▶ _Task requirements_:
Every entry must be echoed exactly.
** START Task data **
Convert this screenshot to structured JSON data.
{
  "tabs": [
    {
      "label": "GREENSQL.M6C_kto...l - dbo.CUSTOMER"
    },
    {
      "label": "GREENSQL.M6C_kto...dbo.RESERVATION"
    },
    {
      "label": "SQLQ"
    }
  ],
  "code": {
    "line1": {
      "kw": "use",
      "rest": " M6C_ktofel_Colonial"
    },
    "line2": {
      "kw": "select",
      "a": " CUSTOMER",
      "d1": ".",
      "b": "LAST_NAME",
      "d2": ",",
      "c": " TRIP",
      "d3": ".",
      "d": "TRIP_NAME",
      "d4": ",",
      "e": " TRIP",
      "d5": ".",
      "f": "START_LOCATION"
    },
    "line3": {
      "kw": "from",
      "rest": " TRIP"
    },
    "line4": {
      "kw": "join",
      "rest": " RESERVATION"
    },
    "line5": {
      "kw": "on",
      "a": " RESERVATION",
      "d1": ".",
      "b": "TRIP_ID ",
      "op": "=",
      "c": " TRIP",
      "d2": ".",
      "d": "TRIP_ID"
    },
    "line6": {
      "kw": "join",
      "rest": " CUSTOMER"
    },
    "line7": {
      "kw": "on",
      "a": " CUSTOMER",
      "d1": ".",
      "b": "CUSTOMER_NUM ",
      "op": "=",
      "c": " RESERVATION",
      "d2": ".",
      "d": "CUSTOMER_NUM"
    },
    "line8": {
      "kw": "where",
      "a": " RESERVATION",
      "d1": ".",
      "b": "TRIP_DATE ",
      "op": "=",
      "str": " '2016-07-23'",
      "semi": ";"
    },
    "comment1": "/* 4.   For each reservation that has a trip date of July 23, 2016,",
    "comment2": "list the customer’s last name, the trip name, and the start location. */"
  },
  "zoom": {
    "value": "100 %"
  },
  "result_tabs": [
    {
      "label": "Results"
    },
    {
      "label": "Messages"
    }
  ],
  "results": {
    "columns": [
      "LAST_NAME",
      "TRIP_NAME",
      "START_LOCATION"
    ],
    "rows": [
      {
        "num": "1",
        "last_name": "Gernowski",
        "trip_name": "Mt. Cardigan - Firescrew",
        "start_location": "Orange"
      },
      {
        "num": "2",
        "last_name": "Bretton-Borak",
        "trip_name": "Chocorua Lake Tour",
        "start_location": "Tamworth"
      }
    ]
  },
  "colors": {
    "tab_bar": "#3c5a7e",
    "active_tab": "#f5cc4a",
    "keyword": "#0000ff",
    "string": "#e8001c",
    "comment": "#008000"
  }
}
** END Task data **
▶ _Response to this exercise_:
Convert this screenshot to structured JSON data.
{
  "tabs": [
    {
      "label": "GREENSQL.M6C_kto...l - dbo.CUSTOMER"
    },
    {
      "label": "GREENSQL.M6C_kto...dbo.RESERVATION"
    },
    {
      "label": "SQLQ"
    }
  ],
  "code": {
    "line1": {
      "kw": "use",
      "rest": " M6C_ktofel_Colonial"
    },
    "line2": {
      "kw": "select",
      "a": " CUSTOMER",
      "d1": ".",
      "b": "LAST_NAME",
      "d2": ",",
      "c": " TRIP",
      "d3": ".",
      "d": "TRIP_NAME",
      "d4": ",",
      "e": " TRIP",
      "d5": ".",
      "f": "START_LOCATION"
    },
    "line3": {
      "kw": "from",
      "rest": " TRIP"
    },
    "line4": {
      "kw": "join",
      "rest": " RESERVATION"
    },
    "line5": {
      "kw": "on",
      "a": " RESERVATION",
      "d1": ".",
      "b": "TRIP_ID ",
      "op": "=",
      "c": " TRIP",
      "d2": ".",
      "d": "TRIP_ID"
    },
    "line6": {
      "kw": "join",
      "rest": " CUSTOMER"
    },
    "line7": {
      "kw": "on",
      "a": " CUSTOMER",
      "d1": ".",
      "b": "CUSTOMER_NUM ",
      "op": "=",
      "c": " RESERVATION",
      "d2": ".",
      "d": "CUSTOMER_NUM"
    },
    "line8": {
      "kw": "where",
      "a": " RESERVATION",
      "d1": ".",
      "b": "TRIP_DATE ",
      "op": "=",
      "str": " '2016-07-23'",
      "semi": ";"
    },
    "comment1": "/* 4.   For each reservation that has a trip date of July 23, 2016,",
    "comment2": "list the customer’s last name, the trip name, and the start location. */"
  },
  "zoom": {
    "value": "100 %"
  },
  "result_tabs": [
    {
      "label": "Results"
    },
    {
      "label": "Messages"
    }
  ],
  "results": {
    "columns": [
      "LAST_NAME",
      "TRIP_NAME",
      "START_LOCATION"
    ],
    "rows": [
      {
        "num": "1",
        "last_name": "Gernowski",
        "trip_name": "Mt. Cardigan - Firescrew",
        "start_location": "Orange"
      },
      {
        "num": "2",
        "last_name": "Bretton-Borak",
        "trip_name": "Chocorua Lake Tour",
        "start_location": "Tamworth"
      }
    ]
  },
  "colors": {
    "tab_bar": "#3c5a7e",
    "active_tab": "#f5cc4a",
    "keyword": "#0000ff",
    "string": "#e8001c",
    "comment": "#008000"
  }
}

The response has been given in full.